** Instructions for the task **
Images are not part of the copy; write out the rest of the data exactly as given.
⁂
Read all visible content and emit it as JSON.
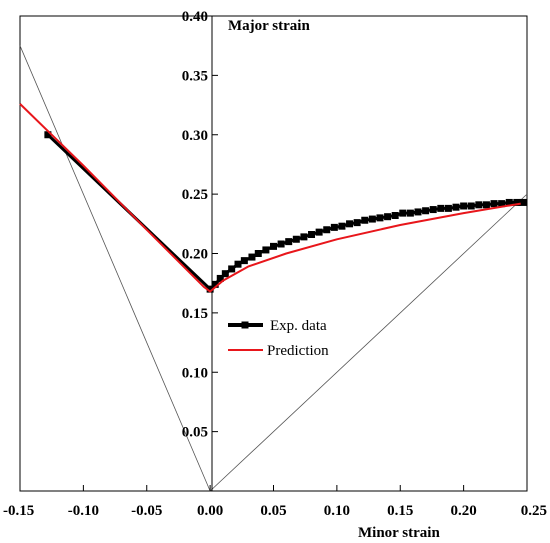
{
  "chart_data": {
    "type": "line",
    "xlabel": "Minor strain",
    "ylabel": "Major strain",
    "xlim": [
      -0.15,
      0.25
    ],
    "ylim": [
      0.0,
      0.4
    ],
    "x_ticks": [
      "-0.15",
      "-0.10",
      "-0.05",
      "0.00",
      "0.05",
      "0.10",
      "0.15",
      "0.20",
      "0.25"
    ],
    "y_ticks": [
      "0.05",
      "0.10",
      "0.15",
      "0.20",
      "0.25",
      "0.30",
      "0.35",
      "0.40"
    ],
    "grid": false,
    "legend_position": "center",
    "reference_lines": [
      {
        "x": [
          -0.15,
          0.0
        ],
        "y": [
          0.375,
          0.0
        ]
      },
      {
        "x": [
          0.0,
          0.25
        ],
        "y": [
          0.0,
          0.25
        ]
      }
    ],
    "series": [
      {
        "name": "Exp. data",
        "color": "#000000",
        "marker": "square",
        "x": [
          -0.128,
          0.0,
          0.004,
          0.008,
          0.012,
          0.017,
          0.022,
          0.027,
          0.033,
          0.038,
          0.044,
          0.05,
          0.056,
          0.062,
          0.068,
          0.074,
          0.08,
          0.086,
          0.092,
          0.098,
          0.104,
          0.11,
          0.116,
          0.122,
          0.128,
          0.134,
          0.14,
          0.146,
          0.152,
          0.158,
          0.164,
          0.17,
          0.176,
          0.182,
          0.188,
          0.194,
          0.2,
          0.206,
          0.212,
          0.218,
          0.224,
          0.23,
          0.236,
          0.242,
          0.247
        ],
        "y": [
          0.3,
          0.17,
          0.174,
          0.179,
          0.183,
          0.187,
          0.191,
          0.194,
          0.197,
          0.2,
          0.203,
          0.206,
          0.208,
          0.21,
          0.212,
          0.214,
          0.216,
          0.218,
          0.22,
          0.222,
          0.223,
          0.225,
          0.226,
          0.228,
          0.229,
          0.23,
          0.231,
          0.232,
          0.234,
          0.234,
          0.235,
          0.236,
          0.237,
          0.238,
          0.238,
          0.239,
          0.24,
          0.24,
          0.241,
          0.241,
          0.242,
          0.242,
          0.243,
          0.243,
          0.243
        ]
      },
      {
        "name": "Prediction",
        "color": "#e8161b",
        "marker": "none",
        "x": [
          -0.15,
          -0.1,
          -0.05,
          -0.02,
          -0.005,
          0.0,
          0.01,
          0.03,
          0.06,
          0.1,
          0.15,
          0.2,
          0.245
        ],
        "y": [
          0.326,
          0.274,
          0.22,
          0.188,
          0.172,
          0.168,
          0.177,
          0.189,
          0.2,
          0.212,
          0.224,
          0.234,
          0.242
        ]
      }
    ]
  }
}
⁂
** Exercise answer **
Read all visible content and emit it as JSON.
{
  "chart_data": {
    "type": "line",
    "xlabel": "Minor strain",
    "ylabel": "Major strain",
    "xlim": [
      -0.15,
      0.25
    ],
    "ylim": [
      0.0,
      0.4
    ],
    "x_ticks": [
      "-0.15",
      "-0.10",
      "-0.05",
      "0.00",
      "0.05",
      "0.10",
      "0.15",
      "0.20",
      "0.25"
    ],
    "y_ticks": [
      "0.05",
      "0.10",
      "0.15",
      "0.20",
      "0.25",
      "0.30",
      "0.35",
      "0.40"
    ],
    "grid": false,
    "legend_position": "center",
    "reference_lines": [
      {
        "x": [
          -0.15,
          0.0
        ],
        "y": [
          0.375,
          0.0
        ]
      },
      {
        "x": [
          0.0,
          0.25
        ],
        "y": [
          0.0,
          0.25
        ]
      }
    ],
    "series": [
      {
        "name": "Exp. data",
        "color": "#000000",
        "marker": "square",
        "x": [
          -0.128,
          0.0,
          0.004,
          0.008,
          0.012,
          0.017,
          0.022,
          0.027,
          0.033,
          0.038,
          0.044,
          0.05,
          0.056,
          0.062,
          0.068,
          0.074,
          0.08,
          0.086,
          0.092,
          0.098,
          0.104,
          0.11,
          0.116,
          0.122,
          0.128,
          0.134,
          0.14,
          0.146,
          0.152,
          0.158,
          0.164,
          0.17,
          0.176,
          0.182,
          0.188,
          0.194,
          0.2,
          0.206,
          0.212,
          0.218,
          0.224,
          0.23,
          0.236,
          0.242,
          0.247
        ],
        "y": [
          0.3,
          0.17,
          0.174,
          0.179,
          0.183,
          0.187,
          0.191,
          0.194,
          0.197,
          0.2,
          0.203,
          0.206,
          0.208,
          0.21,
          0.212,
          0.214,
          0.216,
          0.218,
          0.22,
          0.222,
          0.223,
          0.225,
          0.226,
          0.228,
          0.229,
          0.23,
          0.231,
          0.232,
          0.234,
          0.234,
          0.235,
          0.236,
          0.237,
          0.238,
          0.238,
          0.239,
          0.24,
          0.24,
          0.241,
          0.241,
          0.242,
          0.242,
          0.243,
          0.243,
          0.243
        ]
      },
      {
        "name": "Prediction",
        "color": "#e8161b",
        "marker": "none",
        "x": [
          -0.15,
          -0.1,
          -0.05,
          -0.02,
          -0.005,
          0.0,
          0.01,
          0.03,
          0.06,
          0.1,
          0.15,
          0.2,
          0.245
        ],
        "y": [
          0.326,
          0.274,
          0.22,
          0.188,
          0.172,
          0.168,
          0.177,
          0.189,
          0.2,
          0.212,
          0.224,
          0.234,
          0.242
        ]
      }
    ]
  }
}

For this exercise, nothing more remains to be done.